§ **GIVEN TASK**
Write out again only the lines running from the one that contains "Enumerate this screenshot's" to the end of the records below, including both the first and the last.

Stored data:
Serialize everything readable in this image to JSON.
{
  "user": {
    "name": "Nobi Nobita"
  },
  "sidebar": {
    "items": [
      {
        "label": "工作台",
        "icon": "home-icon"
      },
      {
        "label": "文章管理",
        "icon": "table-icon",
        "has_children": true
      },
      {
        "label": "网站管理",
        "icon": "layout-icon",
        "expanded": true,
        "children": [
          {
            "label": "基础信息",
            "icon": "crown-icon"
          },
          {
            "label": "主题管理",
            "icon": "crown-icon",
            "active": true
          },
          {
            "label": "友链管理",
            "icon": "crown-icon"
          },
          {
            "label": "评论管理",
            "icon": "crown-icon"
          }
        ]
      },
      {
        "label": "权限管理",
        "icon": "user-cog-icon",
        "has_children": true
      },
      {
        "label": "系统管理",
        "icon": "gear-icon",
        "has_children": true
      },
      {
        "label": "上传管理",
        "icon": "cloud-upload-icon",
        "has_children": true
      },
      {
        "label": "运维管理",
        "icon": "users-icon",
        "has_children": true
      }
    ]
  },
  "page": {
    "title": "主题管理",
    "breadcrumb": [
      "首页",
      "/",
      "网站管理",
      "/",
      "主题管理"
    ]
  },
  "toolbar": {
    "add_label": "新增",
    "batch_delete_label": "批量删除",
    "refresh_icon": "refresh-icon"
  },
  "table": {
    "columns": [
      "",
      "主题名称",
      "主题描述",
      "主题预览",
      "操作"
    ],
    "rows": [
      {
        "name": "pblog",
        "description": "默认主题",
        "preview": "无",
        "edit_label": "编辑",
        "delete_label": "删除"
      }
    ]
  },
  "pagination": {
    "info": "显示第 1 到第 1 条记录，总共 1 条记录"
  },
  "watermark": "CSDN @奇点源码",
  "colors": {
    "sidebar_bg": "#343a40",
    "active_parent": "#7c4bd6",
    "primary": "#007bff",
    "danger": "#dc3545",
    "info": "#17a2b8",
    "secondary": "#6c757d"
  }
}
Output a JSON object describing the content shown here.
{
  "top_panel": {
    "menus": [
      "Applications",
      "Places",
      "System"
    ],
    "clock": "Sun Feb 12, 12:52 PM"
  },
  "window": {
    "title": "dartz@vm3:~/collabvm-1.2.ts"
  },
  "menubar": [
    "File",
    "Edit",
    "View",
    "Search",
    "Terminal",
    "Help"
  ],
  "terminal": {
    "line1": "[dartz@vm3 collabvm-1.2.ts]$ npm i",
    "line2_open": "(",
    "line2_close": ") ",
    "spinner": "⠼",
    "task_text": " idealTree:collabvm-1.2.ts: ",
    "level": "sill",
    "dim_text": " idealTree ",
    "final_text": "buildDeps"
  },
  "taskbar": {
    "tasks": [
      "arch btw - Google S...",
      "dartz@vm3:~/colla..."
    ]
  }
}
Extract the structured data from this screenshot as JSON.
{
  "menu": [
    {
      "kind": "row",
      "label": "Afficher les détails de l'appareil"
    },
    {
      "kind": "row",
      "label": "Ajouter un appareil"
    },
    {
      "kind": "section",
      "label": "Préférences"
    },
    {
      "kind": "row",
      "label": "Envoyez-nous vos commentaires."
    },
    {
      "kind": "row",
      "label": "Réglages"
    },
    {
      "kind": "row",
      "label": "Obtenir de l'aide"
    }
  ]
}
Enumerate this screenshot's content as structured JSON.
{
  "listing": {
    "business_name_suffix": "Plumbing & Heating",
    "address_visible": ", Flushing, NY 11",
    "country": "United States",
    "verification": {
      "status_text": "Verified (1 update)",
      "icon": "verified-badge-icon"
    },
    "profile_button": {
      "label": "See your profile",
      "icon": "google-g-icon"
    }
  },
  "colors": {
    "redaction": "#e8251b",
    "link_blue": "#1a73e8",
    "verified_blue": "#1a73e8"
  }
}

§ **COMPLETE ANSWER**
Enumerate this screenshot's content as structured JSON.
{
  "listing": {
    "business_name_suffix": "Plumbing & Heating",
    "address_visible": ", Flushing, NY 11",
    "country": "United States",
    "verification": {
      "status_text": "Verified (1 update)",
      "icon": "verified-badge-icon"
    },
    "profile_button": {
      "label": "See your profile",
      "icon": "google-g-icon"
    }
  },
  "colors": {
    "redaction": "#e8251b",
    "link_blue": "#1a73e8",
    "verified_blue": "#1a73e8"
  }
}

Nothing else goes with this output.